To be done:
Take the lines from the one with "Convert this screenshot" through the end of the material below and repeat them exactly, dropping every picture.

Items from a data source

________________________

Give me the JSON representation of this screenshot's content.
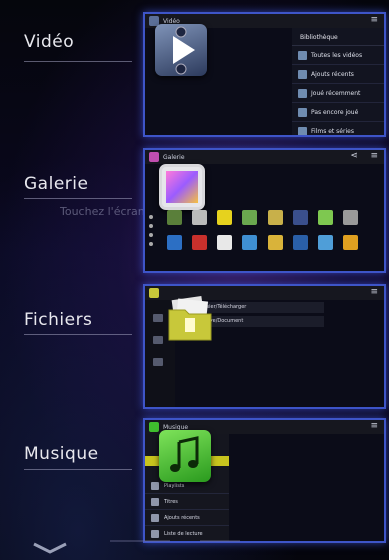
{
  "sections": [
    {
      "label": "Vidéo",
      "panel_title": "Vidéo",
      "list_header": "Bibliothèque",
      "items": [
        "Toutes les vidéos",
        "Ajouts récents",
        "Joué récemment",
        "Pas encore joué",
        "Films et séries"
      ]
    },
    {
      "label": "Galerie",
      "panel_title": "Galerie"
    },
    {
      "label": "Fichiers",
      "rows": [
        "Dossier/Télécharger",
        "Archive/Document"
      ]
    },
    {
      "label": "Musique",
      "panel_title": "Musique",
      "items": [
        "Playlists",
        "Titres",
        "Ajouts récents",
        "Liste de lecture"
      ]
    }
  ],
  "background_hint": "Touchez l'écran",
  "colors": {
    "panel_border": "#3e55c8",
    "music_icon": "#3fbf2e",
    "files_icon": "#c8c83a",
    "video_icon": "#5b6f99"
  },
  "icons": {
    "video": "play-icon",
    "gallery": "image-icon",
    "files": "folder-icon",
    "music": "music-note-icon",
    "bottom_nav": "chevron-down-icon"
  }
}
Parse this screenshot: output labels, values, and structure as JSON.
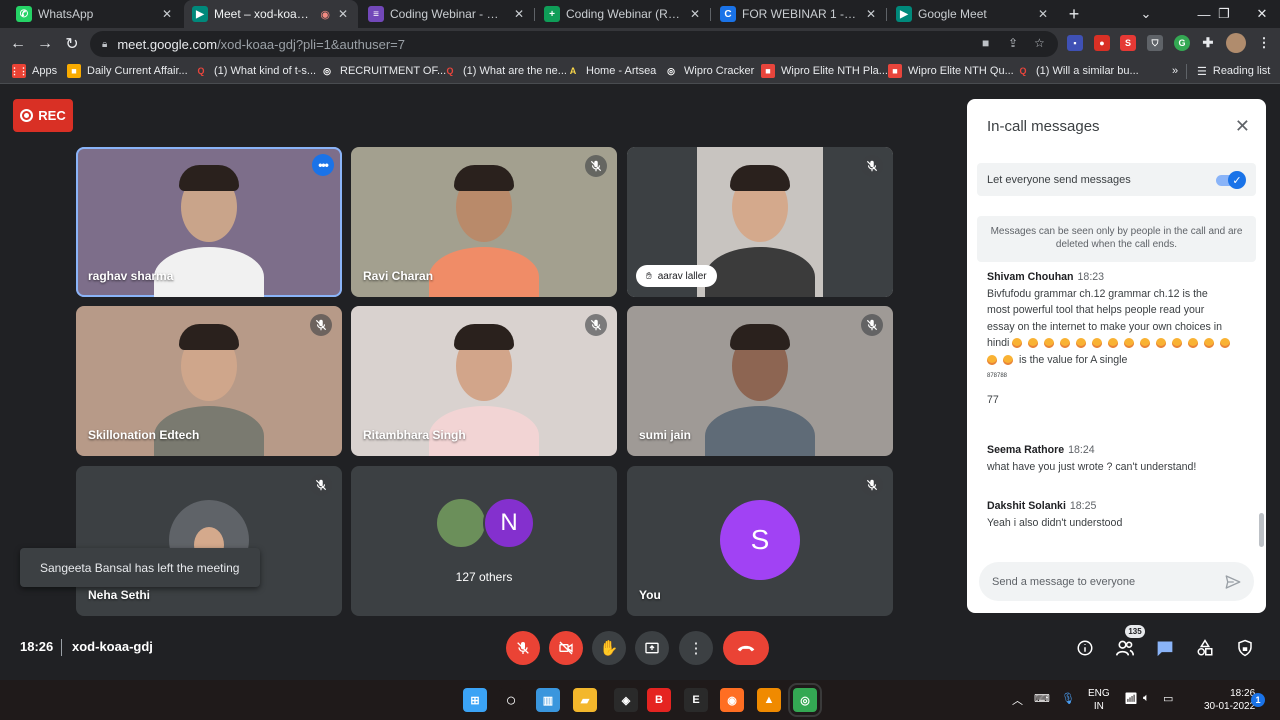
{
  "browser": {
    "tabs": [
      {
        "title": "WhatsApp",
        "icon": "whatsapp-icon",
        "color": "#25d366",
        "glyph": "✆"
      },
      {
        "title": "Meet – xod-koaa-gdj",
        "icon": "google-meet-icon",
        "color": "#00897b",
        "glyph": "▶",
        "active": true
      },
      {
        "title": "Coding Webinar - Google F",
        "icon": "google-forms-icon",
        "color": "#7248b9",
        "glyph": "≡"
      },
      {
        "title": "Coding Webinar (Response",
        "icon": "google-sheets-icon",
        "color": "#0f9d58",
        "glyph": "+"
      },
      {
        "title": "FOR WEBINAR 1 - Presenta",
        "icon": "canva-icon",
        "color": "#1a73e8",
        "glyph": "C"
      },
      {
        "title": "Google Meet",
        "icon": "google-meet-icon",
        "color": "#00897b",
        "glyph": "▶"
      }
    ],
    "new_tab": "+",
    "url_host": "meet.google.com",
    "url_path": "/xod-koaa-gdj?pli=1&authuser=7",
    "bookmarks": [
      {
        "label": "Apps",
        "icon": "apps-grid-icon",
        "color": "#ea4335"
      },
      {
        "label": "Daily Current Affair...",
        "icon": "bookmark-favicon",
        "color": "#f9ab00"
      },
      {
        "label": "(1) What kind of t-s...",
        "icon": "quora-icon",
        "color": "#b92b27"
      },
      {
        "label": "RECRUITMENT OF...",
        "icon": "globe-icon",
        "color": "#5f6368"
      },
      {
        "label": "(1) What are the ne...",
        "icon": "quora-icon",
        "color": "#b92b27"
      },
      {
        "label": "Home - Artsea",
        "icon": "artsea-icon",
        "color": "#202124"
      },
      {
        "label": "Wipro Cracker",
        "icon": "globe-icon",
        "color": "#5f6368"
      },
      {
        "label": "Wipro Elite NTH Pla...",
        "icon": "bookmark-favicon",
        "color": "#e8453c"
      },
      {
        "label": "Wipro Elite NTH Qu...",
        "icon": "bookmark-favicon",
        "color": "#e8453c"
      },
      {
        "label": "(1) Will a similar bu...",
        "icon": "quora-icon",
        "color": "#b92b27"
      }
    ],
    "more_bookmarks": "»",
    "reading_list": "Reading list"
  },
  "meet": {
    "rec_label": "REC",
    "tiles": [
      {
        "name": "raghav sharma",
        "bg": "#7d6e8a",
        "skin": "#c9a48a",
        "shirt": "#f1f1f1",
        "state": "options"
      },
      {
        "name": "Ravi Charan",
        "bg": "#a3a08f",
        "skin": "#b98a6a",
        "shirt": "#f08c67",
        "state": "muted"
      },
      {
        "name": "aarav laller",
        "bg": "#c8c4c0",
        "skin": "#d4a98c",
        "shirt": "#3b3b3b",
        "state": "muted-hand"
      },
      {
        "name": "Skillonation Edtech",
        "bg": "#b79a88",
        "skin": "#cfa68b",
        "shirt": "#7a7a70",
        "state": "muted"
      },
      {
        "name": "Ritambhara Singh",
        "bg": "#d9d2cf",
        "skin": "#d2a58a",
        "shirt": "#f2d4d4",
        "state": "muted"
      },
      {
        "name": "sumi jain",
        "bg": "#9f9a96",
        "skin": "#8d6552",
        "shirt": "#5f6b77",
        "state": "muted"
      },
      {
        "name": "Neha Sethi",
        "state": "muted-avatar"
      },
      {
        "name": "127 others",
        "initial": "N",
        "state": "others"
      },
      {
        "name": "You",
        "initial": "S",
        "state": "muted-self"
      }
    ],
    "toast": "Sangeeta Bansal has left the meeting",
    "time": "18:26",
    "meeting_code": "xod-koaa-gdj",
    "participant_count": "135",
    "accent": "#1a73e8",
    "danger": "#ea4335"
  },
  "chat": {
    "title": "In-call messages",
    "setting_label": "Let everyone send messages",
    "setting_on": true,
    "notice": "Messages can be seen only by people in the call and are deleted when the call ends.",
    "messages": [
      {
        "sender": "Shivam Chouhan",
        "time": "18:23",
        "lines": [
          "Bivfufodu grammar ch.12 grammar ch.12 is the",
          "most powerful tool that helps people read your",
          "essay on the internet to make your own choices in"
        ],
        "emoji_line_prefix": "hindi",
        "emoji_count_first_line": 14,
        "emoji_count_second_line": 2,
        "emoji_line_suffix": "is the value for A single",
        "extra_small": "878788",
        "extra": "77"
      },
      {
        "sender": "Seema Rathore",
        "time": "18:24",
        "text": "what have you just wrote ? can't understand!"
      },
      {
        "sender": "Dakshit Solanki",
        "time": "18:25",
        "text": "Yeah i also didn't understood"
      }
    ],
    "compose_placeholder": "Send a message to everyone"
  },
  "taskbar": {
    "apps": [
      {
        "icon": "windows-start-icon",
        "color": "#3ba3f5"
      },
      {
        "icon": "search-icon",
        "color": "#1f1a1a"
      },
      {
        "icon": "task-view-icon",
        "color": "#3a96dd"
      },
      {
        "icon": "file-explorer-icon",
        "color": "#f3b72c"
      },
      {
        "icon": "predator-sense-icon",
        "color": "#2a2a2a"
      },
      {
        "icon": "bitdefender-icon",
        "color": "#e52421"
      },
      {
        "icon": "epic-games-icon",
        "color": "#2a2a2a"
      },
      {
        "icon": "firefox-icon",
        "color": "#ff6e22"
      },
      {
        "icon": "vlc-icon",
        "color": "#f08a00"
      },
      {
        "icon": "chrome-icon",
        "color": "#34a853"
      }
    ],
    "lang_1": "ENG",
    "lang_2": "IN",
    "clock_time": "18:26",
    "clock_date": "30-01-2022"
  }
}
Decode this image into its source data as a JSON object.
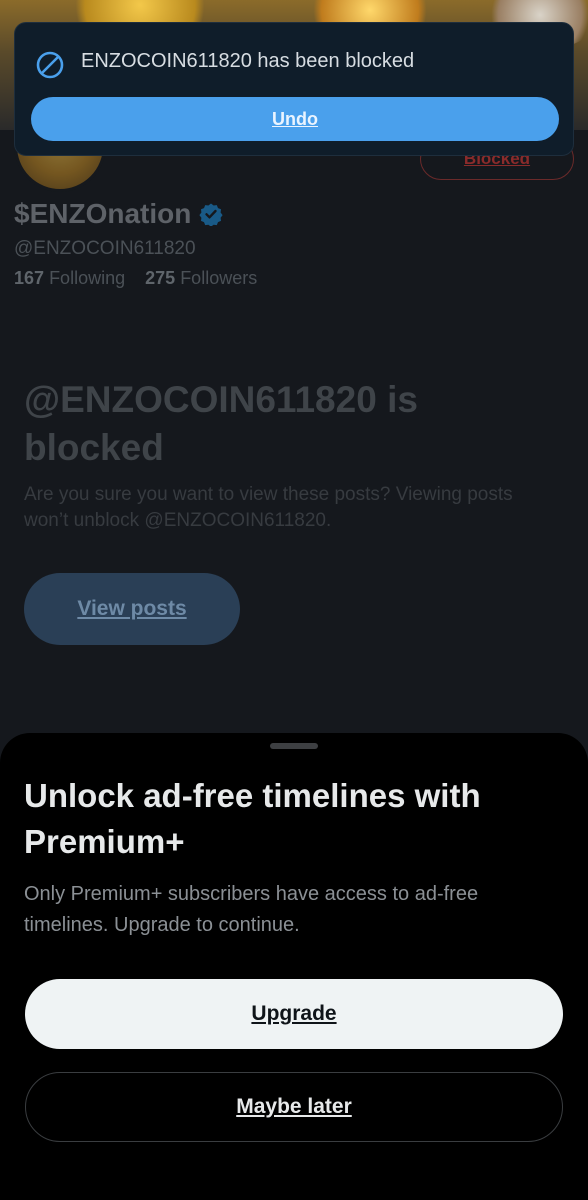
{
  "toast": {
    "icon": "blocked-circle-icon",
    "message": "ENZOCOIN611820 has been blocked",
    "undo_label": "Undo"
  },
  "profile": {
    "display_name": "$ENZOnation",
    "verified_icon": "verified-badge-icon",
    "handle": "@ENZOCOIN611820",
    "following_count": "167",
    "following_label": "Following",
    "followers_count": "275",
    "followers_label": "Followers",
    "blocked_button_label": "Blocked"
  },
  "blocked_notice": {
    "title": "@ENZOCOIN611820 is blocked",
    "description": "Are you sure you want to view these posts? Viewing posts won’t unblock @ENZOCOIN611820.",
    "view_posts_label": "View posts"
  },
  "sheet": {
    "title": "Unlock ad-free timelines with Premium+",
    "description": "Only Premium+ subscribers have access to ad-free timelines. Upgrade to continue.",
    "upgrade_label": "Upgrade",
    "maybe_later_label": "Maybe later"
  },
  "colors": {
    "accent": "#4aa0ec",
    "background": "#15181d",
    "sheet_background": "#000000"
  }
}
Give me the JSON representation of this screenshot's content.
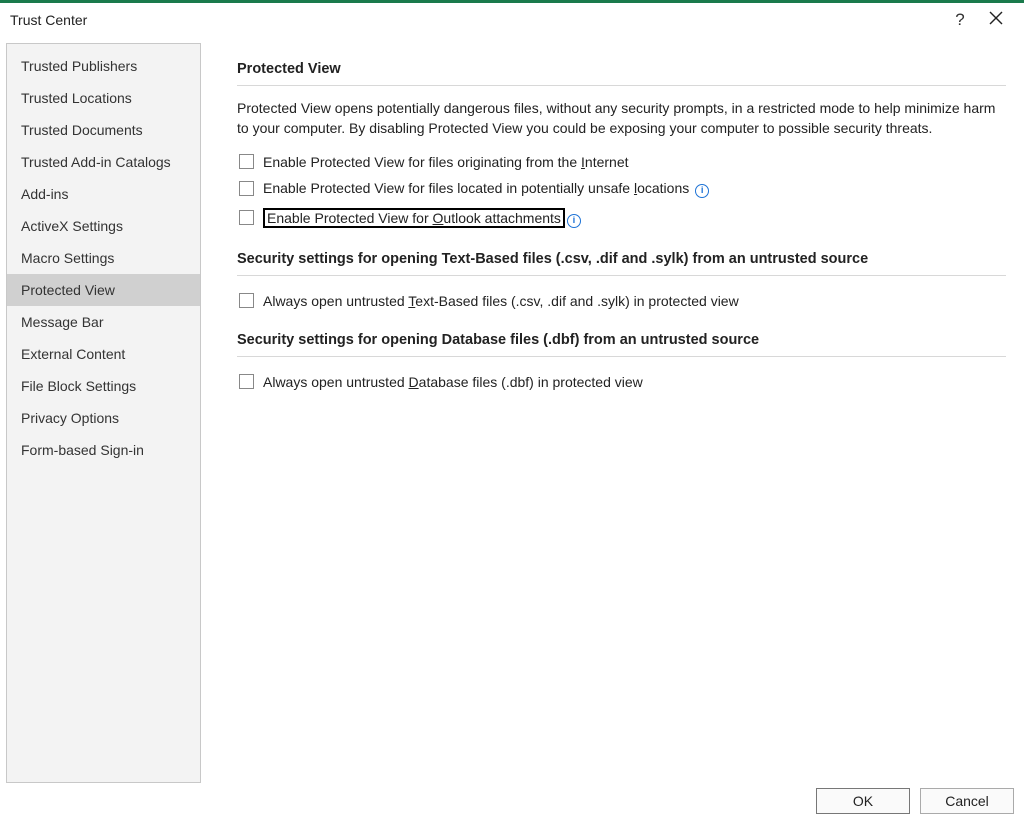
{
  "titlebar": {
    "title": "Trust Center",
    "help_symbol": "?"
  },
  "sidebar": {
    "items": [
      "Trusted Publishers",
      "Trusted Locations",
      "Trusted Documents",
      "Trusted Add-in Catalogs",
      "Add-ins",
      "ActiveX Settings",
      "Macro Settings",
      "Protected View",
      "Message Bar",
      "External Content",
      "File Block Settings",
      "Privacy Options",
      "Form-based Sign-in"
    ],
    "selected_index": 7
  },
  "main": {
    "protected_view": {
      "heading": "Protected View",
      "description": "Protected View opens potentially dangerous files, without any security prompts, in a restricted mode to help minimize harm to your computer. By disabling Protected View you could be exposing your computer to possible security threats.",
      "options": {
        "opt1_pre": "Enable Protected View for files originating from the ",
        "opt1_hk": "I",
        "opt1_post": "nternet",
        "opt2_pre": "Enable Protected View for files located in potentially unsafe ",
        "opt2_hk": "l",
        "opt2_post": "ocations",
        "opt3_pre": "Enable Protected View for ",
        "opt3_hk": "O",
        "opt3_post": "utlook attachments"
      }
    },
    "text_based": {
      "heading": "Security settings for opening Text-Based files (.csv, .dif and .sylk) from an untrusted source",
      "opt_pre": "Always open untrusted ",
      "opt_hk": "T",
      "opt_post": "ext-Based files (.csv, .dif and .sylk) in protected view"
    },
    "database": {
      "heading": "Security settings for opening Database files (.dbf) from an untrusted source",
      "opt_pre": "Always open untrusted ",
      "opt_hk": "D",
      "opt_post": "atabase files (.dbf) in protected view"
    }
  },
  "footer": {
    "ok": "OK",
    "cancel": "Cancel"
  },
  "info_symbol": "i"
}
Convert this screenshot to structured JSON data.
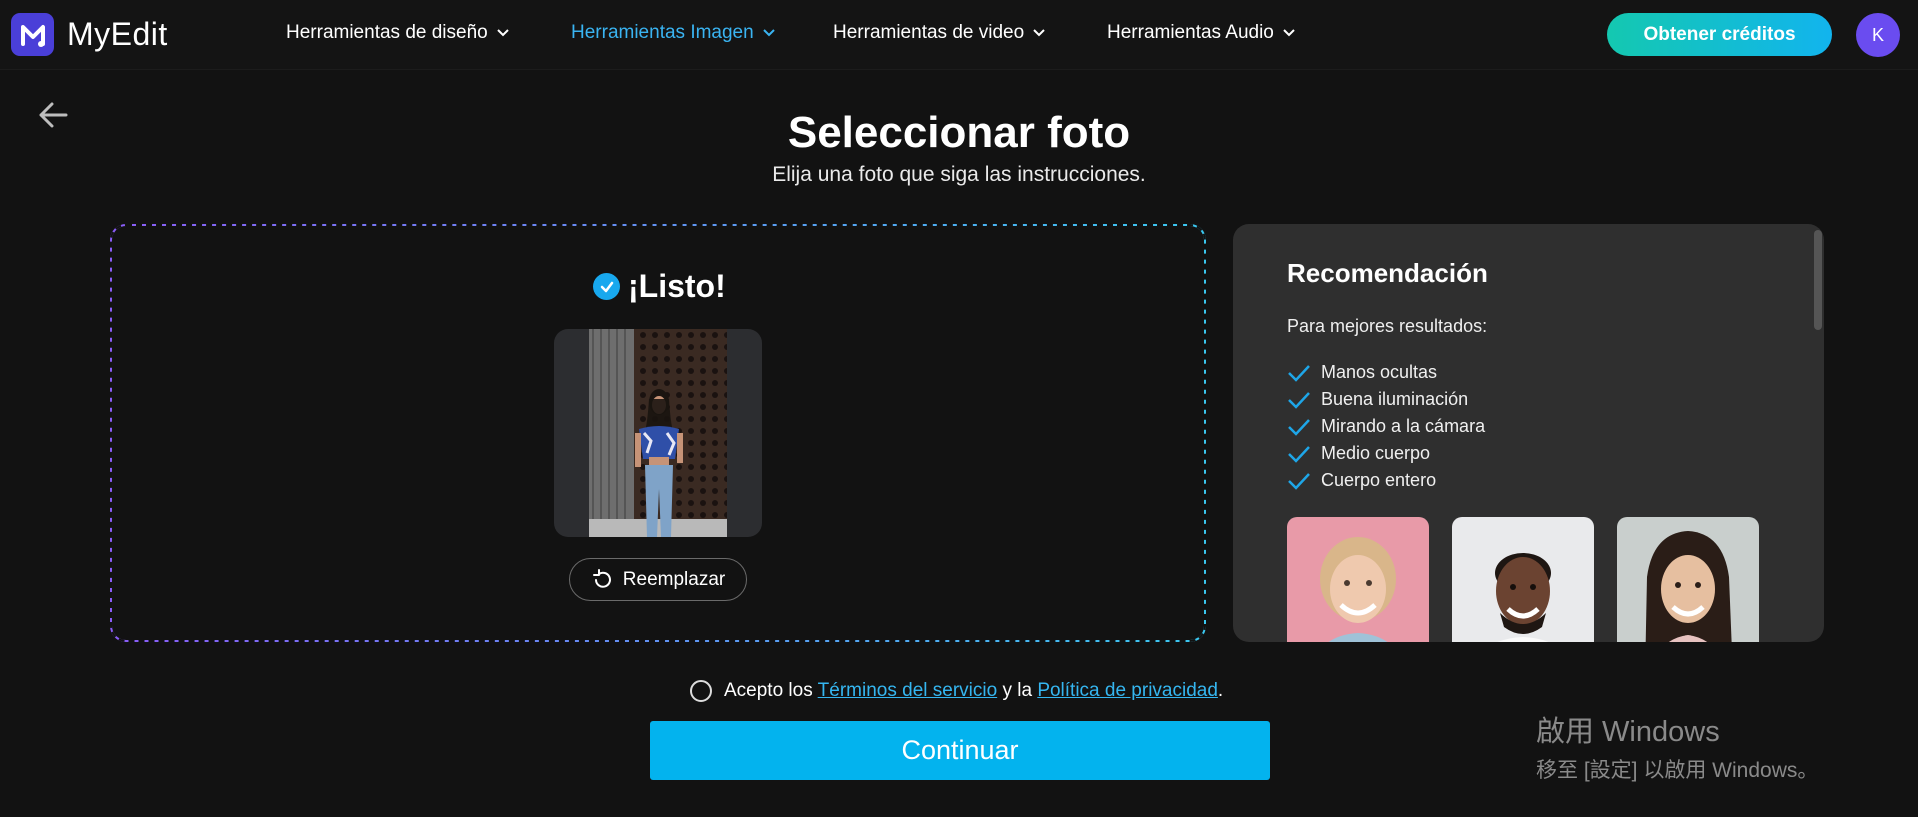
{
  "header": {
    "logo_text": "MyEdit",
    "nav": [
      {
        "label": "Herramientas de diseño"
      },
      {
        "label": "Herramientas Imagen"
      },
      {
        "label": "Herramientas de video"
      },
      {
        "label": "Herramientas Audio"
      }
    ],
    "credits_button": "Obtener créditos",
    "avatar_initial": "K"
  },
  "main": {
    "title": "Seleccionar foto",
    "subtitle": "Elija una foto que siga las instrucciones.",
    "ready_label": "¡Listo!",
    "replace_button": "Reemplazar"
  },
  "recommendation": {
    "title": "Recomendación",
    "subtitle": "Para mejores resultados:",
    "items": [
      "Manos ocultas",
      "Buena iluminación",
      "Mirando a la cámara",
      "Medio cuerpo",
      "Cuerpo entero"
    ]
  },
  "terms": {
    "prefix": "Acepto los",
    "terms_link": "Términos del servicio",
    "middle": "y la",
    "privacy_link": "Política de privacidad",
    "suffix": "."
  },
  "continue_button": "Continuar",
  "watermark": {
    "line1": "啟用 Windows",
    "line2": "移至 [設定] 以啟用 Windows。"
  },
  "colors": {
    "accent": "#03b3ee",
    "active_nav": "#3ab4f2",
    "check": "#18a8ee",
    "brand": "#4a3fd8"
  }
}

________________________

Output of the task:
Convert this screenshot to structured JSON data.
{
  "header": {
    "logo_text": "MyEdit",
    "nav": [
      {
        "label": "Herramientas de diseño"
      },
      {
        "label": "Herramientas Imagen"
      },
      {
        "label": "Herramientas de video"
      },
      {
        "label": "Herramientas Audio"
      }
    ],
    "credits_button": "Obtener créditos",
    "avatar_initial": "K"
  },
  "main": {
    "title": "Seleccionar foto",
    "subtitle": "Elija una foto que siga las instrucciones.",
    "ready_label": "¡Listo!",
    "replace_button": "Reemplazar"
  },
  "recommendation": {
    "title": "Recomendación",
    "subtitle": "Para mejores resultados:",
    "items": [
      "Manos ocultas",
      "Buena iluminación",
      "Mirando a la cámara",
      "Medio cuerpo",
      "Cuerpo entero"
    ]
  },
  "terms": {
    "prefix": "Acepto los",
    "terms_link": "Términos del servicio",
    "middle": "y la",
    "privacy_link": "Política de privacidad",
    "suffix": "."
  },
  "continue_button": "Continuar",
  "watermark": {
    "line1": "啟用 Windows",
    "line2": "移至 [設定] 以啟用 Windows。"
  },
  "colors": {
    "accent": "#03b3ee",
    "active_nav": "#3ab4f2",
    "check": "#18a8ee",
    "brand": "#4a3fd8"
  }
}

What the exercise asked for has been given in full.